(Goal of the exercise):
In the entries below, find the line containing "Give me a plain-text". Copy it and all lines after it, exactly, through the end.

(Entries provided):
* * * * * * *

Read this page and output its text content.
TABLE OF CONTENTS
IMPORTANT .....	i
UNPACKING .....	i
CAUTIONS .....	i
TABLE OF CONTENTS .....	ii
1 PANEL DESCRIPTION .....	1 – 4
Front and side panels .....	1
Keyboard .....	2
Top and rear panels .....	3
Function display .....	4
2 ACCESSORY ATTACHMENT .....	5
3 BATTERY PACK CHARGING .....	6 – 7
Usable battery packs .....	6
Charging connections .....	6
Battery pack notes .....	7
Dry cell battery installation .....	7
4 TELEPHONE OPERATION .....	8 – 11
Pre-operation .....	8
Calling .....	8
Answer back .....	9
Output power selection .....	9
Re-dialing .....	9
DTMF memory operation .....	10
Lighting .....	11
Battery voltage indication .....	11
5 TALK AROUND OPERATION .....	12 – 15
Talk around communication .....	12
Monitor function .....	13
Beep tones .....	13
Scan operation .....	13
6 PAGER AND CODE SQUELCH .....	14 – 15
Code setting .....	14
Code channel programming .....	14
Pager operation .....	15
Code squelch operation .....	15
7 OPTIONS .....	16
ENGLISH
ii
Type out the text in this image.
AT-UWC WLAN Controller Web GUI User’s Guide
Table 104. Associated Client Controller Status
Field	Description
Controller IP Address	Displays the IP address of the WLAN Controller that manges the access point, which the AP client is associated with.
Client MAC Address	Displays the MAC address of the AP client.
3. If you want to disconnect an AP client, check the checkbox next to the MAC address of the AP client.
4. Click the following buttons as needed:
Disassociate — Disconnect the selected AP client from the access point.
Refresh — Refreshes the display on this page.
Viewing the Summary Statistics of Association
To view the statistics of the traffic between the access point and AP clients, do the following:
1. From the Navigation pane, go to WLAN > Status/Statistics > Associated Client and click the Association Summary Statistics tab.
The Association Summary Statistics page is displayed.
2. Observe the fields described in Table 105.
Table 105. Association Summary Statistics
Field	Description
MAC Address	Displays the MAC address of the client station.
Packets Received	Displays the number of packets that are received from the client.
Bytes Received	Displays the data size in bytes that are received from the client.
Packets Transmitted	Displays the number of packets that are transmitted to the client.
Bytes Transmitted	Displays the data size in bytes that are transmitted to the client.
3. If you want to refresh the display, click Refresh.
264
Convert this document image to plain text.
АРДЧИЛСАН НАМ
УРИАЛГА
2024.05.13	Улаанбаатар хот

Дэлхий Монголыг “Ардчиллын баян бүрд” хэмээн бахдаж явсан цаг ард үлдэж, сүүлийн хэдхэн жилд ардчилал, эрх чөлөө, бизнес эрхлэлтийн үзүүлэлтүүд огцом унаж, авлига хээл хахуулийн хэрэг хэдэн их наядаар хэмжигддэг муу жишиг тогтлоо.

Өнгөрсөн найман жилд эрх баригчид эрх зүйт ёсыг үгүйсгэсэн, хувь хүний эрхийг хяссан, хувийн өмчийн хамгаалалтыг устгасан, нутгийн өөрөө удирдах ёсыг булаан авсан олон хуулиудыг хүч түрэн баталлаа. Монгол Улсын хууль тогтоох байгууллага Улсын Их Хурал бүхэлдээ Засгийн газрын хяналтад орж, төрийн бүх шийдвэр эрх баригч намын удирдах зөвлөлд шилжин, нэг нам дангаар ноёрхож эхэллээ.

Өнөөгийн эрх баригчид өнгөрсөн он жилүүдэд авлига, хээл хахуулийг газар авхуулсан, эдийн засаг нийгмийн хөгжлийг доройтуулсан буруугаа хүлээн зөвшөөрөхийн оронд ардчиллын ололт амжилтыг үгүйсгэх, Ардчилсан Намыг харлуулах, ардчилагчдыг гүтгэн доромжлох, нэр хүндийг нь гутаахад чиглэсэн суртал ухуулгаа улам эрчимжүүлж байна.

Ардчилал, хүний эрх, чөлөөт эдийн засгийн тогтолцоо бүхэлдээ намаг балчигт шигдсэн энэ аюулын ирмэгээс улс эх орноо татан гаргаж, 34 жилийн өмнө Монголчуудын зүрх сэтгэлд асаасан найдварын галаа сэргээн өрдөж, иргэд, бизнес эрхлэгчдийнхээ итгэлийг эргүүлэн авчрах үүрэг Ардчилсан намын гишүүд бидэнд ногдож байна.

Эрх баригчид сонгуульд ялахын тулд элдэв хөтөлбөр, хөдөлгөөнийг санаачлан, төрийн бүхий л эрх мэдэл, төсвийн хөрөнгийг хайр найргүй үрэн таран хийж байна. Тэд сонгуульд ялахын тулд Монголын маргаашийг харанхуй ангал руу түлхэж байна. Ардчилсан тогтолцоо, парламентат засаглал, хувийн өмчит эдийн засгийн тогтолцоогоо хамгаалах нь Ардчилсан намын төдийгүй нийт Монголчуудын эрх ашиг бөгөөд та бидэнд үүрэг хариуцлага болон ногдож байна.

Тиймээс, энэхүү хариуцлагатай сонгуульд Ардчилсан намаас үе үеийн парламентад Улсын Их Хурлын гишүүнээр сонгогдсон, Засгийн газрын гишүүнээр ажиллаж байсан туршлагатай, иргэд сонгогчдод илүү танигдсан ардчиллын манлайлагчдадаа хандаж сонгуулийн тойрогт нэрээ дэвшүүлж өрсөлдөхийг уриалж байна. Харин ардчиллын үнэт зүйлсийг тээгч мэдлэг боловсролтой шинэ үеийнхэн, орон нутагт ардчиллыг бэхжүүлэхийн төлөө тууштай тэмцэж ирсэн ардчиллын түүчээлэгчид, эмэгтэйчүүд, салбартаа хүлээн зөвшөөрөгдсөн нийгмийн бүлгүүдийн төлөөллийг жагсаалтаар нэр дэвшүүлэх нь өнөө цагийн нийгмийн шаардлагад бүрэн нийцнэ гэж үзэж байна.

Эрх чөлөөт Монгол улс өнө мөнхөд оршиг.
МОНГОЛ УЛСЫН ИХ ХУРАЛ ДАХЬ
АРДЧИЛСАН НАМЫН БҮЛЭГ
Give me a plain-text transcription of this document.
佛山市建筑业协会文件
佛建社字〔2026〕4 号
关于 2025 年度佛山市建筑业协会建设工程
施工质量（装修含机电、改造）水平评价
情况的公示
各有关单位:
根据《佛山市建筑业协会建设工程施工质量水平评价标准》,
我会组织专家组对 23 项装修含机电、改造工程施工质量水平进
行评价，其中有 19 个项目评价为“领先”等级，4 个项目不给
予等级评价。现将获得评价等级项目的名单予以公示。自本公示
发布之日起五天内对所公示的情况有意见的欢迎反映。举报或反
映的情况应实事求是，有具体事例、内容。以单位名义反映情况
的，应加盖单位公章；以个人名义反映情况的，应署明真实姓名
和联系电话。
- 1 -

* * * * * * *

(Answer to this problem):
Give me a plain-text transcription of this document.
佛山市建筑业协会文件
佛建社字〔2026〕4 号
关于 2025 年度佛山市建筑业协会建设工程
施工质量（装修含机电、改造）水平评价
情况的公示
各有关单位:
根据《佛山市建筑业协会建设工程施工质量水平评价标准》,
我会组织专家组对 23 项装修含机电、改造工程施工质量水平进
行评价，其中有 19 个项目评价为“领先”等级，4 个项目不给
予等级评价。现将获得评价等级项目的名单予以公示。自本公示
发布之日起五天内对所公示的情况有意见的欢迎反映。举报或反
映的情况应实事求是，有具体事例、内容。以单位名义反映情况
的，应加盖单位公章；以个人名义反映情况的，应署明真实姓名
和联系电话。
- 1 -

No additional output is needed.